Stated task >> Copy all of the material word for word, except for the pictures.

----------

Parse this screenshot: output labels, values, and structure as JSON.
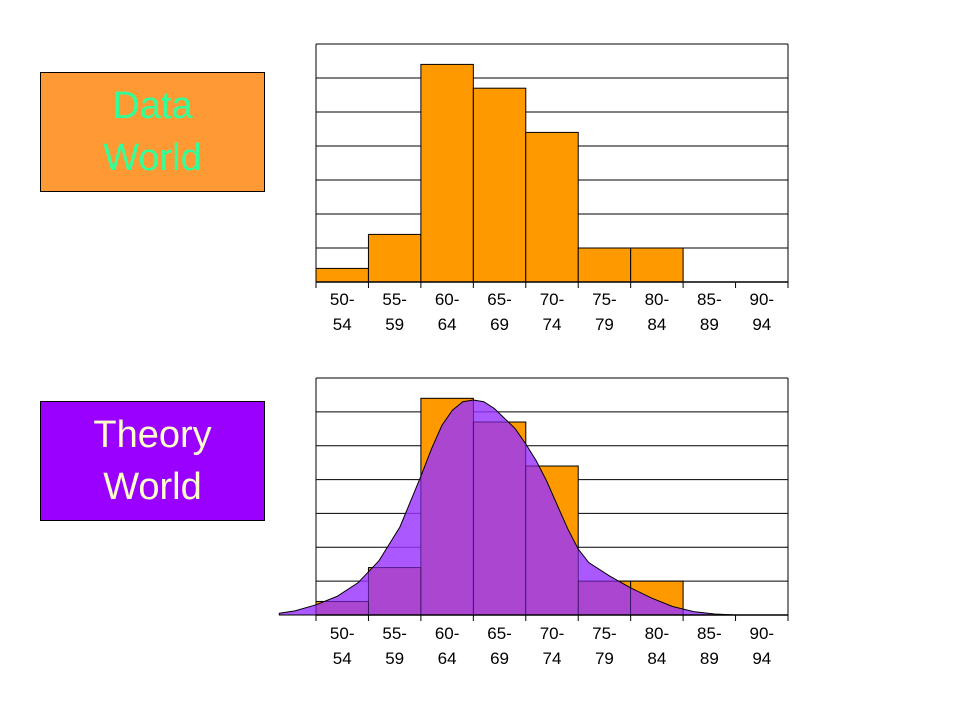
{
  "data_world": {
    "line1": "Data",
    "line2": "World",
    "bg_color": "#FF9933",
    "text_color": "#33FF99"
  },
  "theory_world": {
    "line1": "Theory",
    "line2": "World",
    "bg_color": "#9900FF",
    "text_color": "#FFFFCC"
  },
  "colors": {
    "bar_fill": "#FF9900",
    "curve_fill": "#9933FF",
    "grid": "#000000"
  },
  "chart_data": [
    {
      "type": "bar",
      "categories": [
        [
          "50-",
          "54"
        ],
        [
          "55-",
          "59"
        ],
        [
          "60-",
          "64"
        ],
        [
          "65-",
          "69"
        ],
        [
          "70-",
          "74"
        ],
        [
          "75-",
          "79"
        ],
        [
          "80-",
          "84"
        ],
        [
          "85-",
          "89"
        ],
        [
          "90-",
          "94"
        ]
      ],
      "values": [
        0.4,
        1.4,
        6.4,
        5.7,
        4.4,
        1.0,
        1.0,
        0,
        0
      ],
      "ylim": [
        0,
        7
      ],
      "grid": true,
      "title": "",
      "xlabel": "",
      "ylabel": ""
    },
    {
      "type": "area",
      "categories": [
        [
          "50-",
          "54"
        ],
        [
          "55-",
          "59"
        ],
        [
          "60-",
          "64"
        ],
        [
          "65-",
          "69"
        ],
        [
          "70-",
          "74"
        ],
        [
          "75-",
          "79"
        ],
        [
          "80-",
          "84"
        ],
        [
          "85-",
          "89"
        ],
        [
          "90-",
          "94"
        ]
      ],
      "values": [
        0.4,
        1.4,
        6.4,
        5.7,
        4.4,
        1.0,
        1.0,
        0,
        0
      ],
      "curve": {
        "x": [
          46.5,
          48,
          50,
          52,
          54,
          56,
          58,
          60,
          61,
          62,
          63,
          64,
          65,
          66,
          67,
          68,
          69,
          70,
          71,
          72,
          73,
          74,
          75,
          76,
          78,
          80,
          82,
          84,
          86,
          88,
          90
        ],
        "y": [
          0.05,
          0.12,
          0.3,
          0.55,
          0.95,
          1.6,
          2.6,
          4.1,
          4.9,
          5.6,
          6.05,
          6.3,
          6.35,
          6.3,
          6.1,
          5.8,
          5.5,
          5.05,
          4.55,
          3.95,
          3.25,
          2.55,
          1.95,
          1.55,
          1.15,
          0.8,
          0.5,
          0.25,
          0.1,
          0.03,
          0.0
        ]
      },
      "ylim": [
        0,
        7
      ],
      "grid": true,
      "title": "",
      "xlabel": "",
      "ylabel": ""
    }
  ]
}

----------

Response to the task >>
Parse this screenshot: output labels, values, and structure as JSON.
{
  "data_world": {
    "line1": "Data",
    "line2": "World",
    "bg_color": "#FF9933",
    "text_color": "#33FF99"
  },
  "theory_world": {
    "line1": "Theory",
    "line2": "World",
    "bg_color": "#9900FF",
    "text_color": "#FFFFCC"
  },
  "colors": {
    "bar_fill": "#FF9900",
    "curve_fill": "#9933FF",
    "grid": "#000000"
  },
  "chart_data": [
    {
      "type": "bar",
      "categories": [
        [
          "50-",
          "54"
        ],
        [
          "55-",
          "59"
        ],
        [
          "60-",
          "64"
        ],
        [
          "65-",
          "69"
        ],
        [
          "70-",
          "74"
        ],
        [
          "75-",
          "79"
        ],
        [
          "80-",
          "84"
        ],
        [
          "85-",
          "89"
        ],
        [
          "90-",
          "94"
        ]
      ],
      "values": [
        0.4,
        1.4,
        6.4,
        5.7,
        4.4,
        1.0,
        1.0,
        0,
        0
      ],
      "ylim": [
        0,
        7
      ],
      "grid": true,
      "title": "",
      "xlabel": "",
      "ylabel": ""
    },
    {
      "type": "area",
      "categories": [
        [
          "50-",
          "54"
        ],
        [
          "55-",
          "59"
        ],
        [
          "60-",
          "64"
        ],
        [
          "65-",
          "69"
        ],
        [
          "70-",
          "74"
        ],
        [
          "75-",
          "79"
        ],
        [
          "80-",
          "84"
        ],
        [
          "85-",
          "89"
        ],
        [
          "90-",
          "94"
        ]
      ],
      "values": [
        0.4,
        1.4,
        6.4,
        5.7,
        4.4,
        1.0,
        1.0,
        0,
        0
      ],
      "curve": {
        "x": [
          46.5,
          48,
          50,
          52,
          54,
          56,
          58,
          60,
          61,
          62,
          63,
          64,
          65,
          66,
          67,
          68,
          69,
          70,
          71,
          72,
          73,
          74,
          75,
          76,
          78,
          80,
          82,
          84,
          86,
          88,
          90
        ],
        "y": [
          0.05,
          0.12,
          0.3,
          0.55,
          0.95,
          1.6,
          2.6,
          4.1,
          4.9,
          5.6,
          6.05,
          6.3,
          6.35,
          6.3,
          6.1,
          5.8,
          5.5,
          5.05,
          4.55,
          3.95,
          3.25,
          2.55,
          1.95,
          1.55,
          1.15,
          0.8,
          0.5,
          0.25,
          0.1,
          0.03,
          0.0
        ]
      },
      "ylim": [
        0,
        7
      ],
      "grid": true,
      "title": "",
      "xlabel": "",
      "ylabel": ""
    }
  ]
}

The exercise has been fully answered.